Stated problem:
Transcribe all the records with complete accuracy.

Material for this task:

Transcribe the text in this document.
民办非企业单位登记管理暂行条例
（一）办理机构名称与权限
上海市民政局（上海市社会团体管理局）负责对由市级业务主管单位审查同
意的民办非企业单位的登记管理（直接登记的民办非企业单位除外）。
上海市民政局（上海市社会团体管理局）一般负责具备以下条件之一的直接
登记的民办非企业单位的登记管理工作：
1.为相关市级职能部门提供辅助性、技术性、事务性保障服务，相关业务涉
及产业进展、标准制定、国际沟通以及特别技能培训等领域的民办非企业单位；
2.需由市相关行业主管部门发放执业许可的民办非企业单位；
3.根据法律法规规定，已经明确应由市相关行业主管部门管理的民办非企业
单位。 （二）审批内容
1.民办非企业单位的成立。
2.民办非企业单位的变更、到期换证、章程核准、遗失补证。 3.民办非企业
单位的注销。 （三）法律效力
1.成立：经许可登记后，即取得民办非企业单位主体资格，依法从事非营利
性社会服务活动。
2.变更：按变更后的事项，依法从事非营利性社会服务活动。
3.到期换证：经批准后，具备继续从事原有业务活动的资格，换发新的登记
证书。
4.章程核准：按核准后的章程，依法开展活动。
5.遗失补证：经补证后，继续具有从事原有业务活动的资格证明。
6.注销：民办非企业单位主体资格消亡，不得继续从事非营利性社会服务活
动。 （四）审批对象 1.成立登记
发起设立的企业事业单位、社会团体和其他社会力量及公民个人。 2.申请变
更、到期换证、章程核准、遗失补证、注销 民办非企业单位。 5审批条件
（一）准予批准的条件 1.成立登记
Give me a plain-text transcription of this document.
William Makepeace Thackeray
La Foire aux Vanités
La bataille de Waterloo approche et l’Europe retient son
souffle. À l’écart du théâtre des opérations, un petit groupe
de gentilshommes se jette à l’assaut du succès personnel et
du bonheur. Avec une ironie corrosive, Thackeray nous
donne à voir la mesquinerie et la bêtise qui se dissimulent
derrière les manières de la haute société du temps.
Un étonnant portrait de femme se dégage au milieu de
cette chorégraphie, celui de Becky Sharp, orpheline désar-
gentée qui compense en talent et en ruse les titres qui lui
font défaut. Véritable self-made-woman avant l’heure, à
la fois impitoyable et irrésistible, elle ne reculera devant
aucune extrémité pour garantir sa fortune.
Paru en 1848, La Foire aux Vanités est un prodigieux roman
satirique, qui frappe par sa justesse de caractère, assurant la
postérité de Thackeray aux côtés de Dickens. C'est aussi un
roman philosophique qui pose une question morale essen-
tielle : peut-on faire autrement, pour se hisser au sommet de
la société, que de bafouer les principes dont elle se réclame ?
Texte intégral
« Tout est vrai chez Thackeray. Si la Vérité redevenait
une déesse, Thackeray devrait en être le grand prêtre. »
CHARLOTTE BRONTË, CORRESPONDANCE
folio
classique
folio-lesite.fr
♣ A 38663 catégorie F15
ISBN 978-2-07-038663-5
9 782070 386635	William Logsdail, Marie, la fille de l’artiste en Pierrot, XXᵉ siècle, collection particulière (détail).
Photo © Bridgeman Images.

Completed task:
Transcribe the text in this document.
民办非企业单位登记管理暂行条例
（一）办理机构名称与权限
上海市民政局（上海市社会团体管理局）负责对由市级业务主管单位审查同
意的民办非企业单位的登记管理（直接登记的民办非企业单位除外）。
上海市民政局（上海市社会团体管理局）一般负责具备以下条件之一的直接
登记的民办非企业单位的登记管理工作：
1.为相关市级职能部门提供辅助性、技术性、事务性保障服务，相关业务涉
及产业进展、标准制定、国际沟通以及特别技能培训等领域的民办非企业单位；
2.需由市相关行业主管部门发放执业许可的民办非企业单位；
3.根据法律法规规定，已经明确应由市相关行业主管部门管理的民办非企业
单位。 （二）审批内容
1.民办非企业单位的成立。
2.民办非企业单位的变更、到期换证、章程核准、遗失补证。 3.民办非企业
单位的注销。 （三）法律效力
1.成立：经许可登记后，即取得民办非企业单位主体资格，依法从事非营利
性社会服务活动。
2.变更：按变更后的事项，依法从事非营利性社会服务活动。
3.到期换证：经批准后，具备继续从事原有业务活动的资格，换发新的登记
证书。
4.章程核准：按核准后的章程，依法开展活动。
5.遗失补证：经补证后，继续具有从事原有业务活动的资格证明。
6.注销：民办非企业单位主体资格消亡，不得继续从事非营利性社会服务活
动。 （四）审批对象 1.成立登记
发起设立的企业事业单位、社会团体和其他社会力量及公民个人。 2.申请变
更、到期换证、章程核准、遗失补证、注销 民办非企业单位。 5审批条件
（一）准予批准的条件 1.成立登记
Give me a plain-text transcription of this document.
William Makepeace Thackeray
La Foire aux Vanités
La bataille de Waterloo approche et l’Europe retient son
souffle. À l’écart du théâtre des opérations, un petit groupe
de gentilshommes se jette à l’assaut du succès personnel et
du bonheur. Avec une ironie corrosive, Thackeray nous
donne à voir la mesquinerie et la bêtise qui se dissimulent
derrière les manières de la haute société du temps.
Un étonnant portrait de femme se dégage au milieu de
cette chorégraphie, celui de Becky Sharp, orpheline désar-
gentée qui compense en talent et en ruse les titres qui lui
font défaut. Véritable self-made-woman avant l’heure, à
la fois impitoyable et irrésistible, elle ne reculera devant
aucune extrémité pour garantir sa fortune.
Paru en 1848, La Foire aux Vanités est un prodigieux roman
satirique, qui frappe par sa justesse de caractère, assurant la
postérité de Thackeray aux côtés de Dickens. C'est aussi un
roman philosophique qui pose une question morale essen-
tielle : peut-on faire autrement, pour se hisser au sommet de
la société, que de bafouer les principes dont elle se réclame ?
Texte intégral
« Tout est vrai chez Thackeray. Si la Vérité redevenait
une déesse, Thackeray devrait en être le grand prêtre. »
CHARLOTTE BRONTË, CORRESPONDANCE
folio
classique
folio-lesite.fr
♣ A 38663 catégorie F15
ISBN 978-2-07-038663-5
9 782070 386635	William Logsdail, Marie, la fille de l’artiste en Pierrot, XXᵉ siècle, collection particulière (détail).
Photo © Bridgeman Images.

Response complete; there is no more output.